Task objective:
Your answer should be a single number: the count of lines in the material below that hold "this".

Supplied records:
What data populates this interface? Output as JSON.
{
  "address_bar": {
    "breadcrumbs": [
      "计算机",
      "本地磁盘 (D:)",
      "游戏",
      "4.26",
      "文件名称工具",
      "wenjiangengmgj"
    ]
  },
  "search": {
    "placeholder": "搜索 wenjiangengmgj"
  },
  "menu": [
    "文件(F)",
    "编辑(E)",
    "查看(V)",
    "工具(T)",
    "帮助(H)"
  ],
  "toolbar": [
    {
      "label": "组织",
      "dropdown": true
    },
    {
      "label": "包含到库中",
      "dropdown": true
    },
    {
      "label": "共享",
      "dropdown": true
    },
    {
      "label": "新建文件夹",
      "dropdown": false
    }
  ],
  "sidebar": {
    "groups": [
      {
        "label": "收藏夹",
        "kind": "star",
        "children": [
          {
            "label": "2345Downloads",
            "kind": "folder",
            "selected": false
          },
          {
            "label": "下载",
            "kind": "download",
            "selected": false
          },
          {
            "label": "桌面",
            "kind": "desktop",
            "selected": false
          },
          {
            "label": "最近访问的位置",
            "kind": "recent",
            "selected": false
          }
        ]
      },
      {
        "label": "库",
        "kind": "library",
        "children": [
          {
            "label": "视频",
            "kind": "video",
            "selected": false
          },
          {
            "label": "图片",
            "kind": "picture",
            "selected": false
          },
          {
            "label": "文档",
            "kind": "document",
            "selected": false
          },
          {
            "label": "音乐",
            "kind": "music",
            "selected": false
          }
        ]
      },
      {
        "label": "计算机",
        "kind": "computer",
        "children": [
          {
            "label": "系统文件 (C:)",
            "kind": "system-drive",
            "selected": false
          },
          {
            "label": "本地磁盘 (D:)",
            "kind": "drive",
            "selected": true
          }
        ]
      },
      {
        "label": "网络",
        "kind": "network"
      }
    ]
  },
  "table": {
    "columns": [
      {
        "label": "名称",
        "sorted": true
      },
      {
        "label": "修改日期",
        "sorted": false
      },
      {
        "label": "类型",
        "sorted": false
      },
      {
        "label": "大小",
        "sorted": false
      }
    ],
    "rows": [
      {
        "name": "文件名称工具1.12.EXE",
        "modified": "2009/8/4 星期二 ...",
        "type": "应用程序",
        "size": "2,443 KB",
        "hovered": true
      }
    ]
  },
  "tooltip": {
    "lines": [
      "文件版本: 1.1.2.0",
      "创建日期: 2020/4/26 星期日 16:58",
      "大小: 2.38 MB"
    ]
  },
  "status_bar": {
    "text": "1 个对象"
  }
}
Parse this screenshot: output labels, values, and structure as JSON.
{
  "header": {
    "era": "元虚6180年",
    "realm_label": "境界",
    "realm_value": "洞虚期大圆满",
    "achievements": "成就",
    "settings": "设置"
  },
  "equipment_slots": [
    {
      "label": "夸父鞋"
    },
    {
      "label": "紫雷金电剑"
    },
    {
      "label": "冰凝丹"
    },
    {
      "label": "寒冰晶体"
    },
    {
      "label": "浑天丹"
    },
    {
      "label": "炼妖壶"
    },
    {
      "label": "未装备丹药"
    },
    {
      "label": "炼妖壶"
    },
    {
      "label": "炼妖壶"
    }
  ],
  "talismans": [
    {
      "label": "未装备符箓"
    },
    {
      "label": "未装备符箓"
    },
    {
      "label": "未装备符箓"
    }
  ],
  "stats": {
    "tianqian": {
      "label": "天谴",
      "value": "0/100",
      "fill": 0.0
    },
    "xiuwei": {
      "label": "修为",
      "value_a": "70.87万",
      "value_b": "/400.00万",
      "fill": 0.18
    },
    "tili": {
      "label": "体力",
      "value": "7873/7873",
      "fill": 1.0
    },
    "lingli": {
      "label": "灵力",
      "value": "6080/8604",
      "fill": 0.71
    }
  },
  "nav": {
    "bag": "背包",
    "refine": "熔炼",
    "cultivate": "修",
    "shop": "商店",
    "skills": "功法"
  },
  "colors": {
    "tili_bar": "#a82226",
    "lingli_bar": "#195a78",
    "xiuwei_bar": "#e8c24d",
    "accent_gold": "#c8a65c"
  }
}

Written answer:
2